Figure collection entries
==================================================

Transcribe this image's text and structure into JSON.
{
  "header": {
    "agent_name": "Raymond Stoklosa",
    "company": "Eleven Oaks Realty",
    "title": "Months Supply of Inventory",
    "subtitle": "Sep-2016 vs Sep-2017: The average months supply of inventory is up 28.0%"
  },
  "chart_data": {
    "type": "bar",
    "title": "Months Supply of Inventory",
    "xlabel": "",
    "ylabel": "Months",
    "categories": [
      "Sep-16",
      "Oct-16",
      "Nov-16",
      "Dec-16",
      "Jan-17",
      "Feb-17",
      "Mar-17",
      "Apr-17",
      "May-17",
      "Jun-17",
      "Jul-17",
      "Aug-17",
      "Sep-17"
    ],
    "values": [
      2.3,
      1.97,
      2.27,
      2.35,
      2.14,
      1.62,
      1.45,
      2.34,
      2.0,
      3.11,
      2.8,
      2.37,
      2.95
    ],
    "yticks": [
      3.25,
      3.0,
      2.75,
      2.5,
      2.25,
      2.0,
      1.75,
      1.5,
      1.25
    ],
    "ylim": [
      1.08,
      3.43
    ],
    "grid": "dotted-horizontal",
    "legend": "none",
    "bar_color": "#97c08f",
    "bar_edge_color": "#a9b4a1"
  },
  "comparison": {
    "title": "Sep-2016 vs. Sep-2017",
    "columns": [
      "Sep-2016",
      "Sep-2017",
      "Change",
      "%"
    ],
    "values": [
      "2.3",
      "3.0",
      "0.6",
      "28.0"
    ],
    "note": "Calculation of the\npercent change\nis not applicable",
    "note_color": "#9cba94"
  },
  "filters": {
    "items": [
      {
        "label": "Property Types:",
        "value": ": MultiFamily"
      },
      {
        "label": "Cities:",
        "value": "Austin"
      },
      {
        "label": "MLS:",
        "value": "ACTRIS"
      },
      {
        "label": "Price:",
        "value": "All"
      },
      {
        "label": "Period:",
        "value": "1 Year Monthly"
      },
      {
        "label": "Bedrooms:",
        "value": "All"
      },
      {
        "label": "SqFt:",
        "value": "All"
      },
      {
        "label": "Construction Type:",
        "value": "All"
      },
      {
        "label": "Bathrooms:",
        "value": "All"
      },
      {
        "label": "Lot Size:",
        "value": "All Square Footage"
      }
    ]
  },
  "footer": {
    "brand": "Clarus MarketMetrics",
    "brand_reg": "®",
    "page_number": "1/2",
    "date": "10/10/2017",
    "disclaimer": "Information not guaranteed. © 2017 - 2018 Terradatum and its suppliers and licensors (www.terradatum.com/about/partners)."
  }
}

==================================================

YOUR OBJECTIVE
Emit the full listing verbatim.

PROBLEM SOLUTION
Transcribe this image's text and structure into JSON.
{
  "header": {
    "agent_name": "Raymond Stoklosa",
    "company": "Eleven Oaks Realty",
    "title": "Months Supply of Inventory",
    "subtitle": "Sep-2016 vs Sep-2017: The average months supply of inventory is up 28.0%"
  },
  "chart_data": {
    "type": "bar",
    "title": "Months Supply of Inventory",
    "xlabel": "",
    "ylabel": "Months",
    "categories": [
      "Sep-16",
      "Oct-16",
      "Nov-16",
      "Dec-16",
      "Jan-17",
      "Feb-17",
      "Mar-17",
      "Apr-17",
      "May-17",
      "Jun-17",
      "Jul-17",
      "Aug-17",
      "Sep-17"
    ],
    "values": [
      2.3,
      1.97,
      2.27,
      2.35,
      2.14,
      1.62,
      1.45,
      2.34,
      2.0,
      3.11,
      2.8,
      2.37,
      2.95
    ],
    "yticks": [
      3.25,
      3.0,
      2.75,
      2.5,
      2.25,
      2.0,
      1.75,
      1.5,
      1.25
    ],
    "ylim": [
      1.08,
      3.43
    ],
    "grid": "dotted-horizontal",
    "legend": "none",
    "bar_color": "#97c08f",
    "bar_edge_color": "#a9b4a1"
  },
  "comparison": {
    "title": "Sep-2016 vs. Sep-2017",
    "columns": [
      "Sep-2016",
      "Sep-2017",
      "Change",
      "%"
    ],
    "values": [
      "2.3",
      "3.0",
      "0.6",
      "28.0"
    ],
    "note": "Calculation of the\npercent change\nis not applicable",
    "note_color": "#9cba94"
  },
  "filters": {
    "items": [
      {
        "label": "Property Types:",
        "value": ": MultiFamily"
      },
      {
        "label": "Cities:",
        "value": "Austin"
      },
      {
        "label": "MLS:",
        "value": "ACTRIS"
      },
      {
        "label": "Price:",
        "value": "All"
      },
      {
        "label": "Period:",
        "value": "1 Year Monthly"
      },
      {
        "label": "Bedrooms:",
        "value": "All"
      },
      {
        "label": "SqFt:",
        "value": "All"
      },
      {
        "label": "Construction Type:",
        "value": "All"
      },
      {
        "label": "Bathrooms:",
        "value": "All"
      },
      {
        "label": "Lot Size:",
        "value": "All Square Footage"
      }
    ]
  },
  "footer": {
    "brand": "Clarus MarketMetrics",
    "brand_reg": "®",
    "page_number": "1/2",
    "date": "10/10/2017",
    "disclaimer": "Information not guaranteed. © 2017 - 2018 Terradatum and its suppliers and licensors (www.terradatum.com/about/partners)."
  }
}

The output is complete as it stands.